Blok Teks >>
· · · · ·
أَعْلِنُوا هَذَا النِّكَاحَ وَاضْرِبُوا عَلَيْهِ بِالْغِرْبَالِ [رواه ابن ماجة عن عائشة
Artinya: Umumkanlah pernikahan dan pukullah rebana [HR. Ibnu Majah dari 'Aisyah].
أَوْلِمْ وَلَوْ بِشَاةٍ (رواه البخارى عن عَبْدُ الرَّحْمَنِ بْنُ عَوْفٍ
Artinya: Adakanlah walimah (perhelatan) meskipun hanya dengan memotong seekor kambing [HR. al-Bukhari dari 'Abdurrahman bin 'Auf].
Apabila terjadi perselisihan atau pengingkaran telah terjadinya perkawinan, pembuktiannya cukup dengan alat bukti persaksian.
Akan tetapi, dalam perkembangan selanjutnya karena perubahan dan tuntutan zaman dan dengan pertimbangan kemaslahatan, di beberapa negara muslim, termasuk di Indonesia, telah dibuat aturan yang mengatur perkawinan dan pencatatannya. Hal ini dilakukan untuk ketertiban pelaksanaan perkawinan dalam masyarakat, adanya kepastian hukum, dan untuk melindungi pihak-pihak yang melakukan perkawinan itu sendiri serta akibat dari terjadinya perkawinan, seperti nafkah isteri, hubungan orang tua dengan anak, kewarisan, dan lain-lain.
Dalam hal ini, Melalui pencatatan perkawinan yang dibuktikan dengan akta nikah, apabila terjadi perselisihan di antara sumai isteri, atau salah satu pihak tidak bertanggung jawab, maka yang lain dapat melakukan upaya hukum guna mempertahankan atau memperoleh haknya masing-masing, karena dengan akta nikah suami isteri memiliki bukti otentik atas perkawinan yang terjadi antara mereka. Perubahan terhadap sesuatu termasuk institusi perkawinan dengan dibuatnya Undang-undang atau peraturan lainnya, adalah merupakan kebutuhan yang tidak bisa dihindarkan dan bukan sesuatu yang salah menurut hukum Islam. Perubahan hukum semacam ini adalah sah sesuai dengan kaidah fiqhiyah yang berbunyi:
لاَ يُنْكَرُ تَغَيُّرُ اْلأَحْكَامِ بِتَغَيُّرِ اْلأَزْمَانِ.
Artinya: Tidak diingkari perubahan hukum karena perubahan zaman.
Ibnu al-Qayyim menyatakan :
تَغَيُّرُ اْلفَتْوَى وَاخْتِلاَفُهَا بِحَسْبِ تَغَيُّرِ اْلأَزْمِنَةِ وَاْلأَمْكِنَةِ وَاْلأَحْوَالِ وَالنِّيَّاتِ وَاْلعَوَائِدِ.
Artinya: Perubahan fatwa dan perbedaannya terjadi menurut perubahan zaman, tempat, keadaan, niat dan adat istiadat [I'lam al-Muwaqqi'in, Juz III, hlm. 3].
· · · · ·
Data yang Ditampilkan >>
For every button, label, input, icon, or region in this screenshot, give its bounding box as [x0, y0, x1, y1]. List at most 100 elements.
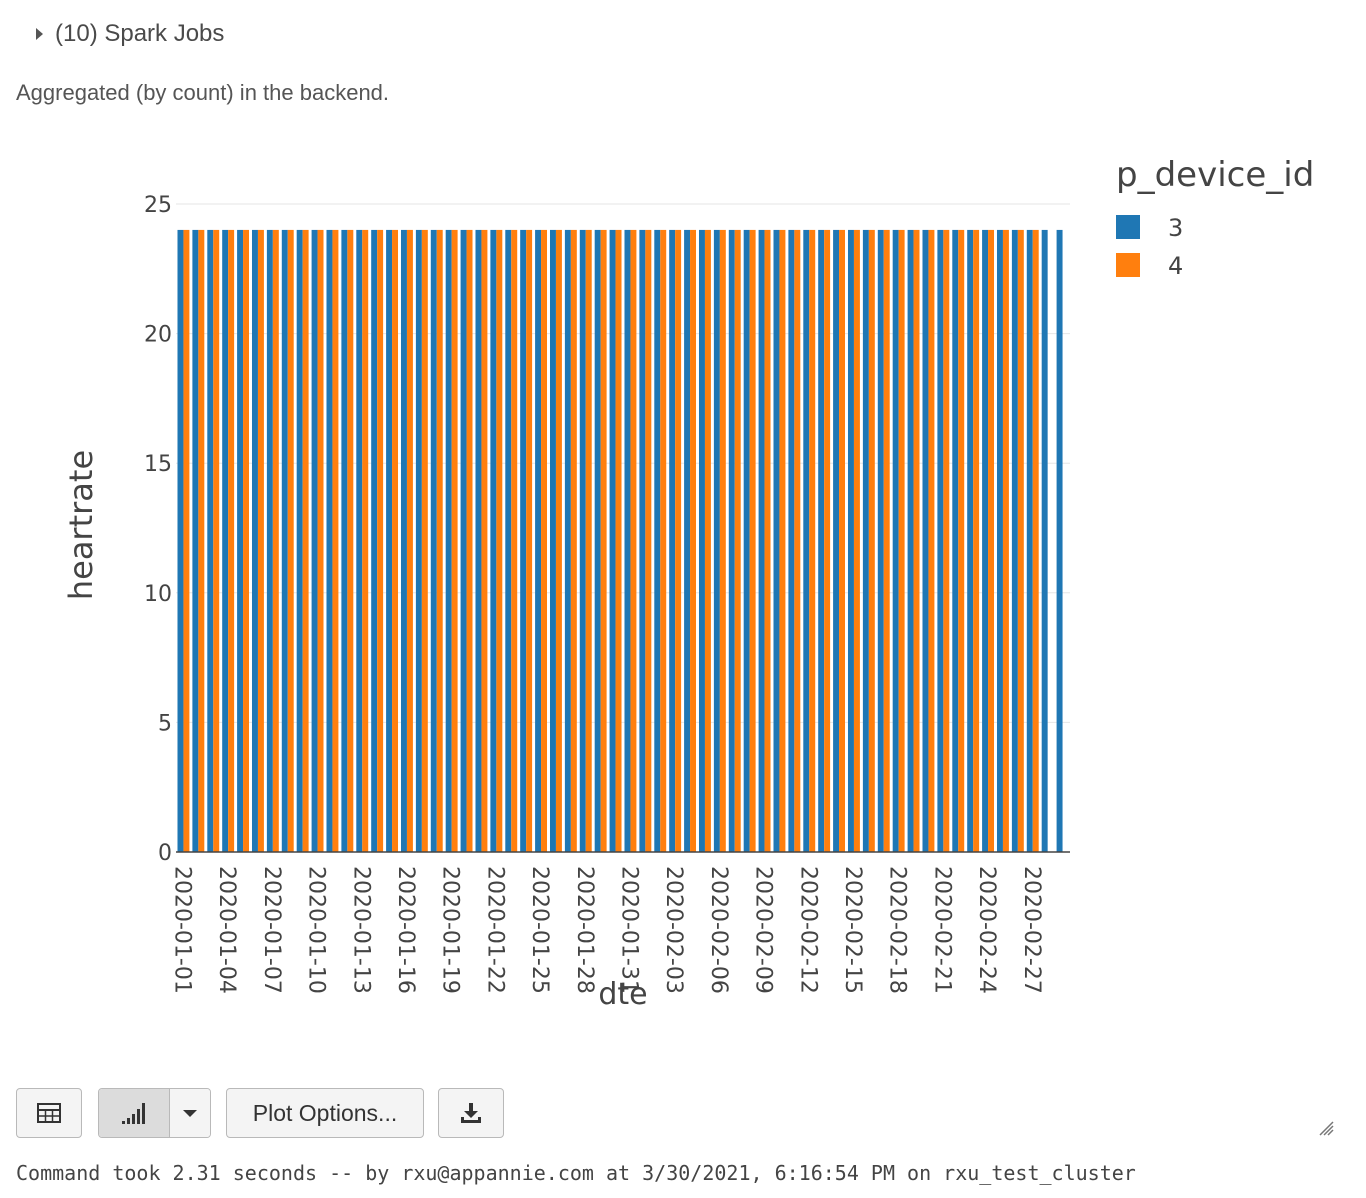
· · · · ·
Ketentuan Latihan >>
a - Menurut teks tentang pencatatan perkawinan, alat bukti apa yang cukup dipakai bila terjadi perselisihan atau pengingkaran telah terjadinya perkawinan?
b - Dalam teks tentang pencatatan perkawinan, perubahan fatwa menurut Ibnu al-Qayyim terjadi menurut perubahan sejumlah hal. Sebutkan semuanya.
c - Sambung teks tentang pencatatan perkawinan, dimulai sesudah kalimat terakhirnya.

Jawaban Latihan >>
a - Alat bukti persaksian.

b - Zaman, tempat, keadaan, niat, dan adat istiadat.

c -
Selain itu pencatatan perkawinan selain substansinya untuk mewujudkan ketertiban hukum juga mempunyai manfaat preventif, seperti supaya tidak terjadi penyimpangan rukun dan syarat perkawinan, baik menurut ketentuan agama maupun peraturan perundang-undangan. Tidak terjadi perkawinan antara laki-laki dan perempuan yang antara keduanya dilarang melakukan akad nikah. Menghindarkan terjadinya pemalsuan identitas para pihak yang akan kawin, seperti laki-laki yang mengaku jejaka tetapi sebenarnya dia mempunyai isteri dan anak. Tindakan preventif ini dalam peraturan perundangan direalisasikan dalam bentuk penelitian persyaratan perkawinan oleh Pegawai Pencatat, seperti yang diatur dalam Pasal 6 PP Nomor 9 Tahun 1975.
Keharusan mencatatkan perkawinan dan pembuatan akta perkawinan, dalam hukum Islam, diqiyaskan kepada pencatatan dalam peroalan mudayanah yang dalam situasi tertentu diperintahkan untuk mencatatnya, seperti disebutkan dalam firman Allah surat al-Baqarah ayat 282:
يَا أَيُّهَا الَّذِينَ آمَنُواْ إِذَا تَدَايَنتُم بِدَيْنٍ إِلَى أَجَلٍ مُّسَمًّى فَاكْتُبُوهُ
Artinya: Hai orang-orang yang beriman, apabila kamu bermu'amalah tidak secara tunai untuk waktu yang ditentukan, hendaklah kamu menuliskannya ... .
Seperti yang sudah terlebih dahulu diterangkan,. Bahwa, akad nikah bukanlah muamalah biasa akan tetapi perjanjian yang sangat kuat, seperti disebutkan dalam al-Qur'an surat an-Nisa' ayat 21:
وَكَيْفَ تَأْخُذُونَهُ وَقَدْ أَفْضَى بَعْضُكُمْ إِلَى بَعْضٍ وَأَخَذْنَ مِنكُم مِّيثَاقاً غَلِيظاً
Artinya: Bagaimana kamu akan mengambilnya kembali, padahal sebagian kamu Telah bergaul (bercampur) dengan yang lain sebagai suami-isteri. dan mereka (isteri-isterimu) Telah mengambil dari kamu perjanjian yang kuat.
Apabila akad hutang piutang atau hubungan kerja yang lain harus dicatatkan, mestinya akad nikah yang begitu luhur, agung, dan sakral lebih utama lagi untuk dicatatkan.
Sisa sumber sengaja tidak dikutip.